▸ **Directions**
Every entry must be duplicated precisely as written.

▸ **Dataset records**
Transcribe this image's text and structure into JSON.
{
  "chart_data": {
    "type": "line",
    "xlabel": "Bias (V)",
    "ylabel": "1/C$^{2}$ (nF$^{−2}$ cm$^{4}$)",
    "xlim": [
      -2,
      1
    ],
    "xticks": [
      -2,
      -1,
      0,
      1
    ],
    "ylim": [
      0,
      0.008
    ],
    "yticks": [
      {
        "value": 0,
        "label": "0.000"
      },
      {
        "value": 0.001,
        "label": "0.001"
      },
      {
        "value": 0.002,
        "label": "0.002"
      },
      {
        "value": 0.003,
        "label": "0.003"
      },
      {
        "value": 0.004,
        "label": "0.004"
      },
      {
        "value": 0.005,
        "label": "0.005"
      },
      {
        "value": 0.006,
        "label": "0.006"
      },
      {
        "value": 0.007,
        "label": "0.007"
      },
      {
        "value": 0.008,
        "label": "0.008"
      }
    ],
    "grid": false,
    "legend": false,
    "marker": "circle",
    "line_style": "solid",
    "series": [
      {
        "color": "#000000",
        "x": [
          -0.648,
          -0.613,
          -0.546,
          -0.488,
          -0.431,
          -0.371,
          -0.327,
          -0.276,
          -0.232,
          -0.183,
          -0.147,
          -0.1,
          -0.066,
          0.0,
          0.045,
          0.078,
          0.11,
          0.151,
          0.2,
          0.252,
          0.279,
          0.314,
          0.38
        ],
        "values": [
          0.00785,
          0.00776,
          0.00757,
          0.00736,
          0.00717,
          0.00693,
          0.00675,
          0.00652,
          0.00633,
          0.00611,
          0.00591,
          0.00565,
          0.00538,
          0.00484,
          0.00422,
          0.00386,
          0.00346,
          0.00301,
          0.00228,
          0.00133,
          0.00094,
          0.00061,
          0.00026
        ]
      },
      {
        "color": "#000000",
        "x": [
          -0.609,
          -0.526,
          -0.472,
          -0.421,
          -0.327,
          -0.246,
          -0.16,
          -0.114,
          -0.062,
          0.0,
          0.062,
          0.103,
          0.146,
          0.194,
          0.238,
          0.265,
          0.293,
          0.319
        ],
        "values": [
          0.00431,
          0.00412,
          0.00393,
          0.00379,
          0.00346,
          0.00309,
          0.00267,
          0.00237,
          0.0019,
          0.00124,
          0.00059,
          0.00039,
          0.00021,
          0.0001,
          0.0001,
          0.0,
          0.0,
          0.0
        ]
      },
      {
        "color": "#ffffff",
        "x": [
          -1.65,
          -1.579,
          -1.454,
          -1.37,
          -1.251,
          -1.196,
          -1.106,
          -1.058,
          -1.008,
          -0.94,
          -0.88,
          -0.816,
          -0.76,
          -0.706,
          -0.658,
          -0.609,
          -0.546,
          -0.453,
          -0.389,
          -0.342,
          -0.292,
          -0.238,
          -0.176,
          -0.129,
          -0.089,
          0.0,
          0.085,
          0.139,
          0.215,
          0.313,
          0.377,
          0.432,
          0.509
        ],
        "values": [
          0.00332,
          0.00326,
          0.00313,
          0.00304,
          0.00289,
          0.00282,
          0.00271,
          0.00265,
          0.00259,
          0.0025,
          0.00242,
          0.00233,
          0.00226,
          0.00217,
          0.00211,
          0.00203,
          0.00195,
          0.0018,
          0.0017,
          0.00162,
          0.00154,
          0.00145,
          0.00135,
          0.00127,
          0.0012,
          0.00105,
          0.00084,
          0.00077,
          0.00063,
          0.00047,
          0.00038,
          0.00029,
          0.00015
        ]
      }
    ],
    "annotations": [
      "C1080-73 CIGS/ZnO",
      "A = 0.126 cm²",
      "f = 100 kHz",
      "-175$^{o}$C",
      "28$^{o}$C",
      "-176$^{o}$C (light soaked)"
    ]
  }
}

▸ **Solution for this task**
Transcribe this image's text and structure into JSON.
{
  "chart_data": {
    "type": "line",
    "xlabel": "Bias (V)",
    "ylabel": "1/C$^{2}$ (nF$^{−2}$ cm$^{4}$)",
    "xlim": [
      -2,
      1
    ],
    "xticks": [
      -2,
      -1,
      0,
      1
    ],
    "ylim": [
      0,
      0.008
    ],
    "yticks": [
      {
        "value": 0,
        "label": "0.000"
      },
      {
        "value": 0.001,
        "label": "0.001"
      },
      {
        "value": 0.002,
        "label": "0.002"
      },
      {
        "value": 0.003,
        "label": "0.003"
      },
      {
        "value": 0.004,
        "label": "0.004"
      },
      {
        "value": 0.005,
        "label": "0.005"
      },
      {
        "value": 0.006,
        "label": "0.006"
      },
      {
        "value": 0.007,
        "label": "0.007"
      },
      {
        "value": 0.008,
        "label": "0.008"
      }
    ],
    "grid": false,
    "legend": false,
    "marker": "circle",
    "line_style": "solid",
    "series": [
      {
        "color": "#000000",
        "x": [
          -0.648,
          -0.613,
          -0.546,
          -0.488,
          -0.431,
          -0.371,
          -0.327,
          -0.276,
          -0.232,
          -0.183,
          -0.147,
          -0.1,
          -0.066,
          0.0,
          0.045,
          0.078,
          0.11,
          0.151,
          0.2,
          0.252,
          0.279,
          0.314,
          0.38
        ],
        "values": [
          0.00785,
          0.00776,
          0.00757,
          0.00736,
          0.00717,
          0.00693,
          0.00675,
          0.00652,
          0.00633,
          0.00611,
          0.00591,
          0.00565,
          0.00538,
          0.00484,
          0.00422,
          0.00386,
          0.00346,
          0.00301,
          0.00228,
          0.00133,
          0.00094,
          0.00061,
          0.00026
        ]
      },
      {
        "color": "#000000",
        "x": [
          -0.609,
          -0.526,
          -0.472,
          -0.421,
          -0.327,
          -0.246,
          -0.16,
          -0.114,
          -0.062,
          0.0,
          0.062,
          0.103,
          0.146,
          0.194,
          0.238,
          0.265,
          0.293,
          0.319
        ],
        "values": [
          0.00431,
          0.00412,
          0.00393,
          0.00379,
          0.00346,
          0.00309,
          0.00267,
          0.00237,
          0.0019,
          0.00124,
          0.00059,
          0.00039,
          0.00021,
          0.0001,
          0.0001,
          0.0,
          0.0,
          0.0
        ]
      },
      {
        "color": "#ffffff",
        "x": [
          -1.65,
          -1.579,
          -1.454,
          -1.37,
          -1.251,
          -1.196,
          -1.106,
          -1.058,
          -1.008,
          -0.94,
          -0.88,
          -0.816,
          -0.76,
          -0.706,
          -0.658,
          -0.609,
          -0.546,
          -0.453,
          -0.389,
          -0.342,
          -0.292,
          -0.238,
          -0.176,
          -0.129,
          -0.089,
          0.0,
          0.085,
          0.139,
          0.215,
          0.313,
          0.377,
          0.432,
          0.509
        ],
        "values": [
          0.00332,
          0.00326,
          0.00313,
          0.00304,
          0.00289,
          0.00282,
          0.00271,
          0.00265,
          0.00259,
          0.0025,
          0.00242,
          0.00233,
          0.00226,
          0.00217,
          0.00211,
          0.00203,
          0.00195,
          0.0018,
          0.0017,
          0.00162,
          0.00154,
          0.00145,
          0.00135,
          0.00127,
          0.0012,
          0.00105,
          0.00084,
          0.00077,
          0.00063,
          0.00047,
          0.00038,
          0.00029,
          0.00015
        ]
      }
    ],
    "annotations": [
      "C1080-73 CIGS/ZnO",
      "A = 0.126 cm²",
      "f = 100 kHz",
      "-175$^{o}$C",
      "28$^{o}$C",
      "-176$^{o}$C (light soaked)"
    ]
  }
}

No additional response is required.